### EXTRACTED ENTRIES
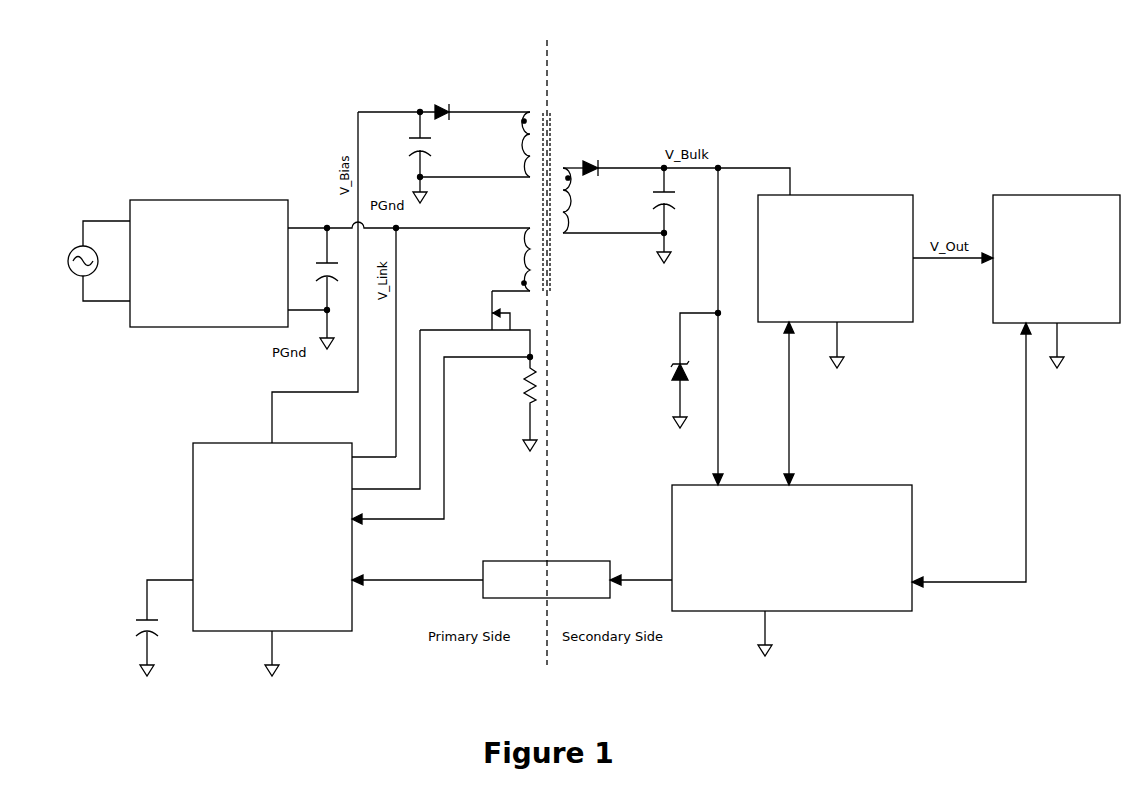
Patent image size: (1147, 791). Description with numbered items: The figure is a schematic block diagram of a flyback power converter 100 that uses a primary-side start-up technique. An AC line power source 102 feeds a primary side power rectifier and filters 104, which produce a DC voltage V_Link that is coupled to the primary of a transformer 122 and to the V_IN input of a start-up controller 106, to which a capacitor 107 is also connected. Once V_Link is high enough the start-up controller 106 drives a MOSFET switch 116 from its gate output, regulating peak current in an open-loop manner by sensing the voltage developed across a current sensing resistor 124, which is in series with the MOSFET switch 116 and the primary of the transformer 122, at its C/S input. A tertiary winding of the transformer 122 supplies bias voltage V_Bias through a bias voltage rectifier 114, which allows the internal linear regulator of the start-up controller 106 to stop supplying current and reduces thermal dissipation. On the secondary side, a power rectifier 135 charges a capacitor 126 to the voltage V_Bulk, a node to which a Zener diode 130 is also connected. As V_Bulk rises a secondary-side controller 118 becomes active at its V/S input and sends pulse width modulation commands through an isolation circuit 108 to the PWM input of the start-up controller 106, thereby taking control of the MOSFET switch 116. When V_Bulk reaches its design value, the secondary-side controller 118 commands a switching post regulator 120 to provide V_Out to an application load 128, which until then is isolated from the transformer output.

The flyback power converter 100 is at (885, 66).
The AC line power source 102 is at (70, 249).
The primary side power rectifier and filters 104 is at (190, 200).
The start-up controller 106 is at (228, 443).
The capacitor 107 is at (130, 629).
The isolation circuit 108 is at (517, 561).
The bias voltage rectifier 114 is at (437, 108).
The MOSFET switch 116 is at (492, 294).
The secondary-side controller 118 is at (870, 485).
The switching post regulator 120 is at (880, 195).
The transformer 122 is at (551, 126).
The current sensing resistor 124 is at (520, 378).
The capacitor 126 is at (680, 208).
The application load 128 is at (1057, 195).
The Zener diode 130 is at (676, 364).
The power rectifier 135 is at (591, 165).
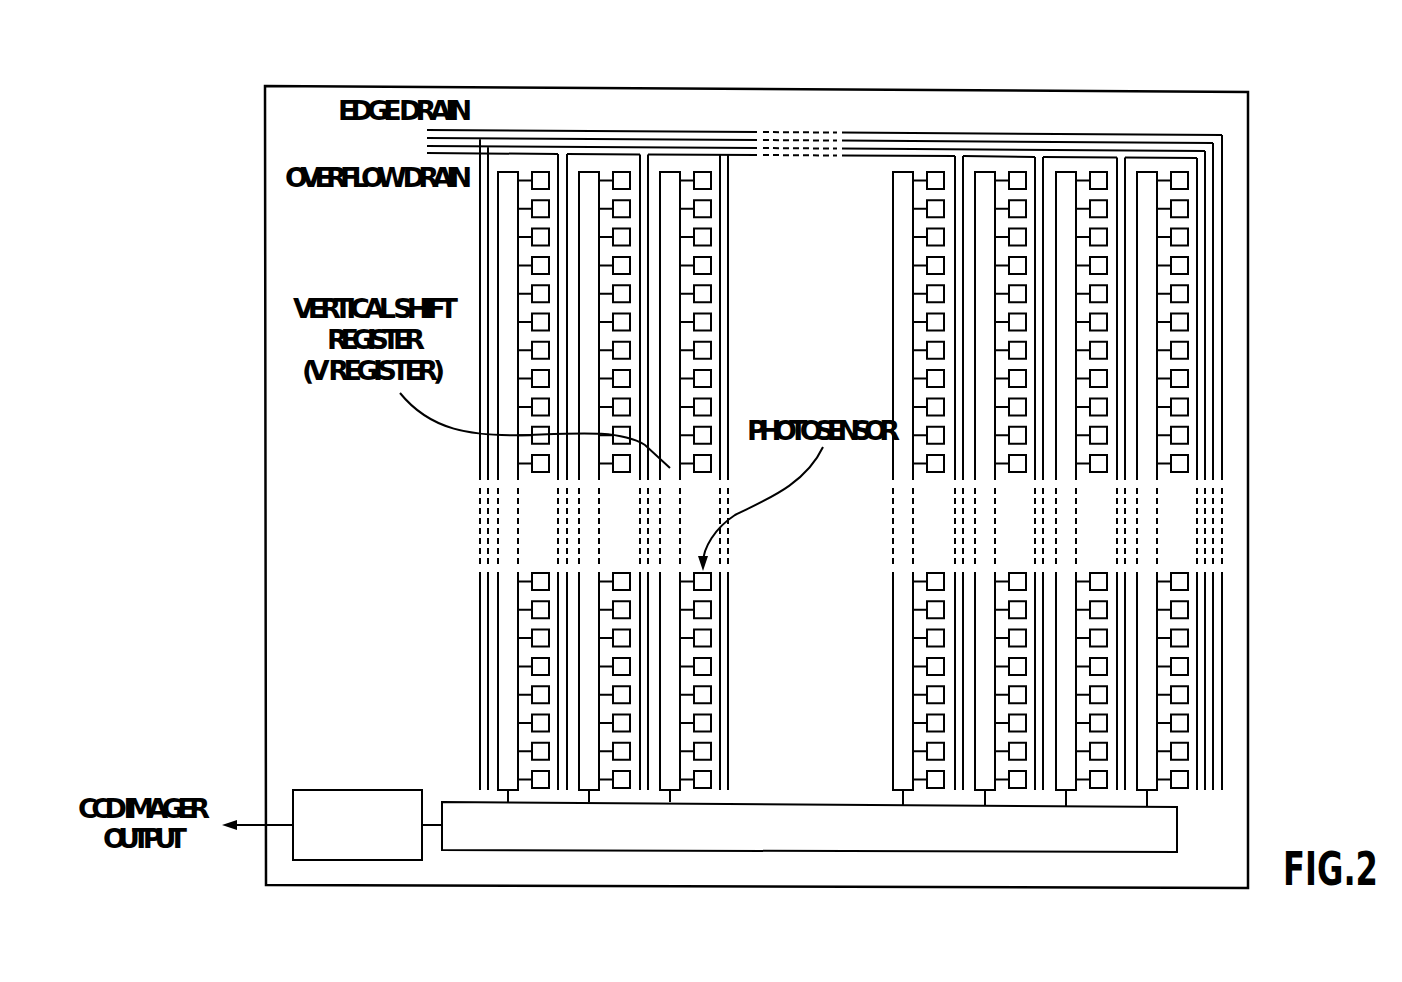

### EXERCISE INSTRUCTIONS
Copy the entries line for line, beginning at their first line and stopping after the line that contains "The Zener diode 130 is at (676, 364).". Omit the pictures from your copy.

### EXERCISE RESULT
Patent image size: (1147, 791). Description with numbered items: The figure is a schematic block diagram of a flyback power converter 100 that uses a primary-side start-up technique. An AC line power source 102 feeds a primary side power rectifier and filters 104, which produce a DC voltage V_Link that is coupled to the primary of a transformer 122 and to the V_IN input of a start-up controller 106, to which a capacitor 107 is also connected. Once V_Link is high enough the start-up controller 106 drives a MOSFET switch 116 from its gate output, regulating peak current in an open-loop manner by sensing the voltage developed across a current sensing resistor 124, which is in series with the MOSFET switch 116 and the primary of the transformer 122, at its C/S input. A tertiary winding of the transformer 122 supplies bias voltage V_Bias through a bias voltage rectifier 114, which allows the internal linear regulator of the start-up controller 106 to stop supplying current and reduces thermal dissipation. On the secondary side, a power rectifier 135 charges a capacitor 126 to the voltage V_Bulk, a node to which a Zener diode 130 is also connected. As V_Bulk rises a secondary-side controller 118 becomes active at its V/S input and sends pulse width modulation commands through an isolation circuit 108 to the PWM input of the start-up controller 106, thereby taking control of the MOSFET switch 116. When V_Bulk reaches its design value, the secondary-side controller 118 commands a switching post regulator 120 to provide V_Out to an application load 128, which until then is isolated from the transformer output.

The flyback power converter 100 is at (885, 66).
The AC line power source 102 is at (70, 249).
The primary side power rectifier and filters 104 is at (190, 200).
The start-up controller 106 is at (228, 443).
The capacitor 107 is at (130, 629).
The isolation circuit 108 is at (517, 561).
The bias voltage rectifier 114 is at (437, 108).
The MOSFET switch 116 is at (492, 294).
The secondary-side controller 118 is at (870, 485).
The switching post regulator 120 is at (880, 195).
The transformer 122 is at (551, 126).
The current sensing resistor 124 is at (520, 378).
The capacitor 126 is at (680, 208).
The application load 128 is at (1057, 195).
The Zener diode 130 is at (676, 364).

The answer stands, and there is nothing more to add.